▶ TEXTO FORNECIDO
* * * *

Para evitar esse cenário, existe um sistema de garantias por trás do mecanismo para compensar essas transações. As câmaras de compensação, em função da avaliação de risco que fazem de cada corretora, exigem garantias em dinheiro para cobrir eventuais perdas de clientes que poderiam não honrar operações. Quanto mais volátil o preço das ações a que uma corretora se encontra exposta, mais risco ela representa perante as câmaras de compensação e, consequentemente, ao mercado como um todo. Nesse caso, mais garantias são exigidas.
No dia 28 de janeiro, o CEO da Robinhood, Vlad Tenev, e sua equipe lá no vale do Silício, receberam das câmaras de compensação aqui em Nova York a mensagem: precisamos de mais garantias. A exposição da corretora ao preço da ação da GameStop (e outras 12 empresas) acendeu todos os alarmes e disparou todas as sirenes de atenção. Tenev foi transparente em seu testemunho no “Financial Services Committee” realizado na Câmara dos Deputados essa semana: “Aproximadamente às 5:11 da manhã, horário de Nova York, a NSCC (principal câmara de compensação utilizada pela Robinhood) nos enviou uma mensagem automática dizendo que a Robinhood Securities tinha um déficit de depósitos de aproximadamente US$ 3 bilhões”. Basicamente, a NSCC estava comunicando a Robinhood que os US$ 700 milhões que a corretora tinha em depósitos de garantias não era um valor suficiente. Considerando o risco que representava, naquele momento as garantias precisavam ser de US$ 3,7 bilhões.
Os detalhes ainda são obscuros, mas a corretora necessitou de um aporte de US$ 1 bilhão dos seus acionistas, além de precisar sacar linhas de crédito com bancos ao redor de US$ 500 milhões a US$ 600 milhões. Não tivesse tido o suporte de seus acionistas, a corretora provavelmente teria entrado em colapso.
Para não aumentar seu risco perante a câmara de compensação, a corretora ainda proibiu seus clientes de comprarem ações da GameStop e das outras 12 empresas. Eles somente poderiam vender, mas não comprar. Apesar de extremamente criticada, a atitude foi totalmente correta: seu risco estava elevado e uma outra chamada de garantias poderia levar a corretora a uma situação de default.

* * * *

▶ O QUE FAZER
1) Liste todas as quantias em dólares citadas no texto sobre a Robinhood, na ordem em que aparecem.
2) Dê continuidade ao texto sobre a Robinhood a partir do ponto em que ele termina.

▶ REGISTROS EXTRAÍDOS

* * * *

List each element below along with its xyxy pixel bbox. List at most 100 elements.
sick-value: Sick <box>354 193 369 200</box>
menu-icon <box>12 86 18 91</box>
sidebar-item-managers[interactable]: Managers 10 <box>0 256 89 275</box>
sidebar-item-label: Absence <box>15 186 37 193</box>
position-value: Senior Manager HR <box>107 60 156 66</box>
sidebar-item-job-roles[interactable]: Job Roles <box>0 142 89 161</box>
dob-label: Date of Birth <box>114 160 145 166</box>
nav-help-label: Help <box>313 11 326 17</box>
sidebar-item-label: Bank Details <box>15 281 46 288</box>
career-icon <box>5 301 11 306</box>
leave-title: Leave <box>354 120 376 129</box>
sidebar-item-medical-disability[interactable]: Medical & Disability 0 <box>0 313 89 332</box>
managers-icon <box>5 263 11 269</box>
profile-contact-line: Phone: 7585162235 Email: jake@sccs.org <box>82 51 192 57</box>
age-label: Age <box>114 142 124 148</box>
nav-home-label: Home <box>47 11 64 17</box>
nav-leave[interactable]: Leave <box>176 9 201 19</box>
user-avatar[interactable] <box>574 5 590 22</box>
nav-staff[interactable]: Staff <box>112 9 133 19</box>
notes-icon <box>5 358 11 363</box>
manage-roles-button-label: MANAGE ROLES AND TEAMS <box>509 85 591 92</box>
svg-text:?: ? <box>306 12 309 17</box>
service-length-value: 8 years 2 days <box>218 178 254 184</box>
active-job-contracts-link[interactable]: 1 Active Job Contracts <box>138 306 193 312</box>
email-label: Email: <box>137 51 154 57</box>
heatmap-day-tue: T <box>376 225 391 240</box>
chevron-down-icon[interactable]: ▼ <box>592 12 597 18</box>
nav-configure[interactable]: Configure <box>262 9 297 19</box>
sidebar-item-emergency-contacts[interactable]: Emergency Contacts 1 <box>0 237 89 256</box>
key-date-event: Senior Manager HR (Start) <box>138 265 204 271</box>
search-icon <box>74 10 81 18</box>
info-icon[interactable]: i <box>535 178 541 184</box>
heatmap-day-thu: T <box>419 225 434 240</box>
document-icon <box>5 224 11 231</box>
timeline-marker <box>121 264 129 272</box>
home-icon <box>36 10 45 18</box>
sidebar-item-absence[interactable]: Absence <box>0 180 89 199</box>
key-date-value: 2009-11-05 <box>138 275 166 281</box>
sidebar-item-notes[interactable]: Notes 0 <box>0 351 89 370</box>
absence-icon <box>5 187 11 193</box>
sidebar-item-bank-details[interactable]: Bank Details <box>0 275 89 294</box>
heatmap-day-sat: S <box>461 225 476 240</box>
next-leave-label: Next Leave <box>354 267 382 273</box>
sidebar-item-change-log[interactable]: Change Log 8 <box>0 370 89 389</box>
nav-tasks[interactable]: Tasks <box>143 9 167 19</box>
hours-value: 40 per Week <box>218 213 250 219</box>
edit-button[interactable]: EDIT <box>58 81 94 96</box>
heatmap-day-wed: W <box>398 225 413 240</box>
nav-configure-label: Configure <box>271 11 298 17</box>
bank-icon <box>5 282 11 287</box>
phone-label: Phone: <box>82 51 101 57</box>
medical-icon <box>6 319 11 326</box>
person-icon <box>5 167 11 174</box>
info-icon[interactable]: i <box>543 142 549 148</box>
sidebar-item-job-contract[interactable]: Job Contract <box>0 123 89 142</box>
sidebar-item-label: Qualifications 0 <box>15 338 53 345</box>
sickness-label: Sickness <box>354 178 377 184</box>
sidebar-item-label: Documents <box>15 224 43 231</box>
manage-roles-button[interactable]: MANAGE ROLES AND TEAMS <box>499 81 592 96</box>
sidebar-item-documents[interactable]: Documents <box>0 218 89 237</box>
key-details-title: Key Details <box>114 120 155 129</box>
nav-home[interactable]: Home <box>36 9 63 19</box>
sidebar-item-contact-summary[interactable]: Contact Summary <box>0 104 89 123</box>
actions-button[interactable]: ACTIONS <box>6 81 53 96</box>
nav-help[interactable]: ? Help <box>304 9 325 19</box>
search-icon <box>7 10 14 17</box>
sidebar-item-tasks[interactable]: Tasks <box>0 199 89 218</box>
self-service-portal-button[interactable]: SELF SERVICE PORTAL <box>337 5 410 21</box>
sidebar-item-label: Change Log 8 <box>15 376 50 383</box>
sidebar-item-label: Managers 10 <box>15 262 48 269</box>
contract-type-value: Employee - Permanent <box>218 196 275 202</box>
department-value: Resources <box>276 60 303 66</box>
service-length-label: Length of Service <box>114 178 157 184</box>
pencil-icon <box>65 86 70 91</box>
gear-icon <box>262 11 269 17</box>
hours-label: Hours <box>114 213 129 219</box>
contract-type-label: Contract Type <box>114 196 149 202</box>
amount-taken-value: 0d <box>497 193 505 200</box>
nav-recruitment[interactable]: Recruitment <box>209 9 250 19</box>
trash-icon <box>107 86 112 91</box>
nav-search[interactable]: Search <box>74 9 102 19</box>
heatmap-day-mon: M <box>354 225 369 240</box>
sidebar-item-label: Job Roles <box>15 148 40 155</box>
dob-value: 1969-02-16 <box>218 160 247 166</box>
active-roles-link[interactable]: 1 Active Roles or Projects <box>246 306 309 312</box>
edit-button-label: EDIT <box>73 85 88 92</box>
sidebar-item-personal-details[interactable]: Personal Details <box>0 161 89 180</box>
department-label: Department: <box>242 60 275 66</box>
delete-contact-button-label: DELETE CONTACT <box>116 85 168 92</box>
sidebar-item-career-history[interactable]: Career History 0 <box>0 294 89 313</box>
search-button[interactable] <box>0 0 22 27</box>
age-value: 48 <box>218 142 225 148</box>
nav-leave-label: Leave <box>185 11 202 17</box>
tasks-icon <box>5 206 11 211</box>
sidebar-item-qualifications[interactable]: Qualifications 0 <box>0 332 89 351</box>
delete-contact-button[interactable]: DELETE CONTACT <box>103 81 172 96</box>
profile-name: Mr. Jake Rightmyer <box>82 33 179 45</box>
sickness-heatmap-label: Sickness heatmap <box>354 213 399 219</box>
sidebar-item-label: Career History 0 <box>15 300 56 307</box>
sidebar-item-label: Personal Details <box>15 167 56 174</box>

* * * *

▶ RESPOSTAS
1) US$ 3 bilhões; US$ 700 milhões; US$ 3,7 bilhões; US$ 1 bilhão; US$ 500 milhões; US$ 600 milhões

2)
Muito se discute agora o que fazer para evitar novas situações como essa. A principal ideia sendo debatida é a de diminuir o tempo para a conclusão do ciclo de liquidação, trazendo-o para tempo real ou, ao menos, para T+1. De fato, o mercado vem, aos poucos, reduzindo essa janela. Quando tudo se negociava em papel, nas décadas de 1970 e 1980, levava-se cinco dias úteis para liquidar uma operação. Em 1993, T+5 passou a ser T+3. Em 2017, o mercado conseguiu migrar para T+2. Evoluir para T+1 vai acontecer no seu devido tempo, e é um passo na direção certa.
Mas não é aí que está o problema.
O problema, como sempre, está na gestão de riscos. A Robinhood conhece, ou deveria conhecer, as regras de mercado. Sabe que a alta volatilidade no preço de uma ação a qual seus clientes estão expostos aumenta o risco da corretora perante o mercado, que vai exigir margens de garantia excepcionais – como aconteceu, inclusive. Nesse caso, à medida em que a volatilidade de preço aumentava, o correto a fazer do ponto de vista de gestão de riscos era exigir cada vez mais garantias dos clientes, ou mesmo restringir a quantidade de ações que poderia ser comprada para tentar evitar a parada total, como aconteceu. É impossível saber de fora se tudo isso foi feito ou cogitado, mas considerando tudo o que ocorreu dá para afirmar que a Robinhood foi pega de surpresa. E quem é pego de surpresa no mercado financeiro não está gerindo riscos adequadamente.
A Robinhood pode ter a ambição de querer ser o Facebook ou o Google do mercado financeiro. Ser disruptivo no mercado financeiro, apesar de não ser impossível, é bem mais complicado. Afinal, uma corretora não é apenas uma empresa de tecnologia. É uma empresa financeira de tecnologia – e isso muda muita coisa.
Esse caso da GameStop ainda vai dar assunto. Ainda há muitas questões que não foram esclarecidas. Uma coisa, porém, é certa: o termo “Fin” na palavra “Fintechs” não está aí sem motivo. E, para que não surja nenhuma dúvida, é sempre bom lembrar que “Fin” vem antes de “Tech” – uma escolha adequada.